TASK
Each record below is to be copied word for word, with pictures removed.

— Start of MATERIALS PROVIDED —

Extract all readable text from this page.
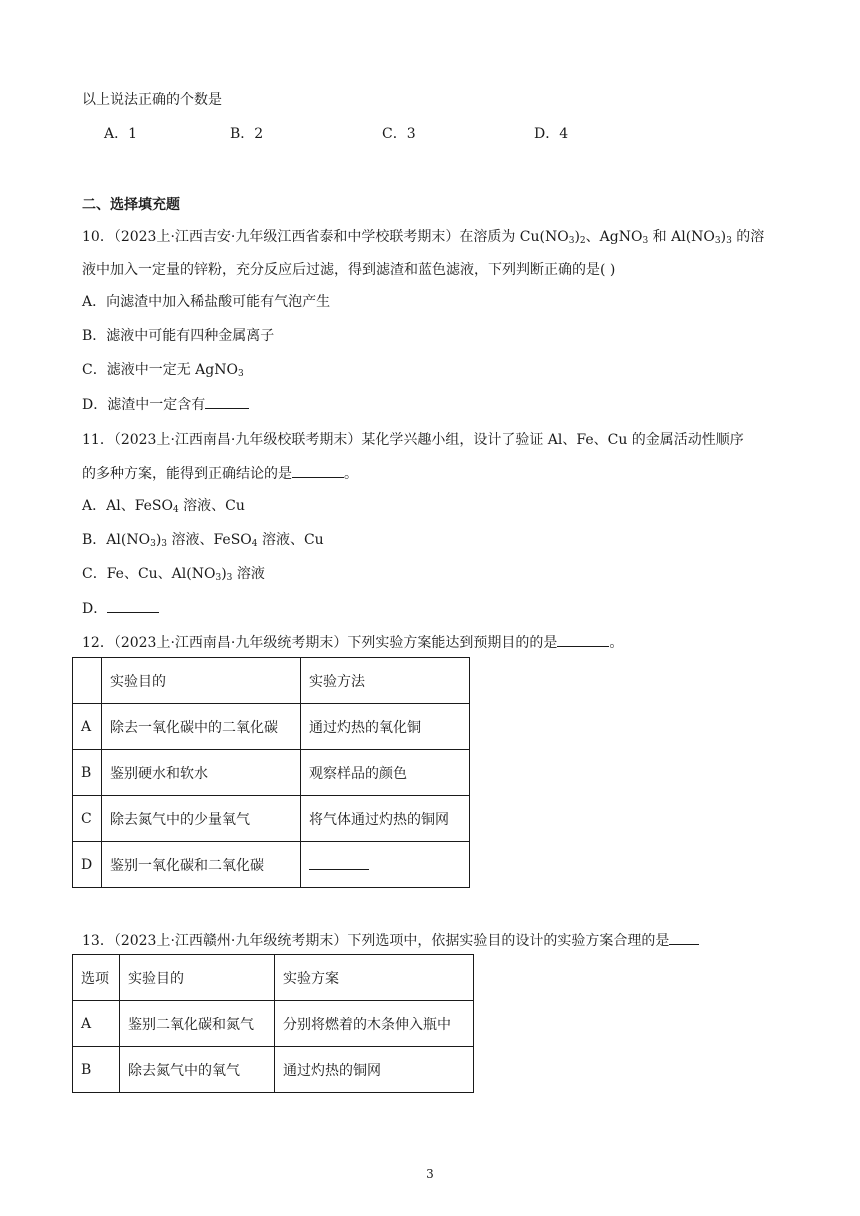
以上说法正确的个数是
A．1	B．2	C．3	D．4
二、选择填充题
10．（2023上·江西吉安·九年级江西省泰和中学校联考期末）在溶质为 $Cu(NO_3)_2$、AgNO$_3$ 和 $Al(NO_3)_3$ 的溶
液中加入一定量的锌粉，充分反应后过滤，得到滤渣和蓝色滤液，下列判断正确的是( )
A．向滤渣中加入稀盐酸可能有气泡产生
B．滤液中可能有四种金属离子
C．滤液中一定无 AgNO$_3$
D．滤渣中一定含有
11．（2023上·江西南昌·九年级校联考期末）某化学兴趣小组，设计了验证 Al、Fe、Cu 的金属活动性顺序
的多种方案，能得到正确结论的是	。
A．Al、FeSO$_4$ 溶液、Cu
B．$Al(NO_3)_3$ 溶液、FeSO$_4$ 溶液、Cu
C．Fe、Cu、$Al(NO_3)_3$ 溶液
D．
12．（2023上·江西南昌·九年级统考期末）下列实验方案能达到预期目的的是	。
	实验目的	实验方法
A	除去一氧化碳中的二氧化碳	通过灼热的氧化铜
B	鉴别硬水和软水	观察样品的颜色
C	除去氮气中的少量氧气	将气体通过灼热的铜网
D	鉴别一氧化碳和二氧化碳	
13．（2023上·江西赣州·九年级统考期末）下列选项中，依据实验目的设计的实验方案合理的是
选项	实验目的	实验方案
A	鉴别二氧化碳和氮气	分别将燃着的木条伸入瓶中
B	除去氮气中的氧气	通过灼热的铜网
3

— End of MATERIALS PROVIDED —

WORKED ANSWER
Extract all readable text from this page.
以上说法正确的个数是
A．1	B．2	C．3	D．4
二、选择填充题
10．（2023上·江西吉安·九年级江西省泰和中学校联考期末）在溶质为 $Cu(NO_3)_2$、AgNO$_3$ 和 $Al(NO_3)_3$ 的溶
液中加入一定量的锌粉，充分反应后过滤，得到滤渣和蓝色滤液，下列判断正确的是( )
A．向滤渣中加入稀盐酸可能有气泡产生
B．滤液中可能有四种金属离子
C．滤液中一定无 AgNO$_3$
D．滤渣中一定含有
11．（2023上·江西南昌·九年级校联考期末）某化学兴趣小组，设计了验证 Al、Fe、Cu 的金属活动性顺序
的多种方案，能得到正确结论的是	。
A．Al、FeSO$_4$ 溶液、Cu
B．$Al(NO_3)_3$ 溶液、FeSO$_4$ 溶液、Cu
C．Fe、Cu、$Al(NO_3)_3$ 溶液
D．
12．（2023上·江西南昌·九年级统考期末）下列实验方案能达到预期目的的是	。
	实验目的	实验方法
A	除去一氧化碳中的二氧化碳	通过灼热的氧化铜
B	鉴别硬水和软水	观察样品的颜色
C	除去氮气中的少量氧气	将气体通过灼热的铜网
D	鉴别一氧化碳和二氧化碳	
13．（2023上·江西赣州·九年级统考期末）下列选项中，依据实验目的设计的实验方案合理的是
选项	实验目的	实验方案
A	鉴别二氧化碳和氮气	分别将燃着的木条伸入瓶中
B	除去氮气中的氧气	通过灼热的铜网
3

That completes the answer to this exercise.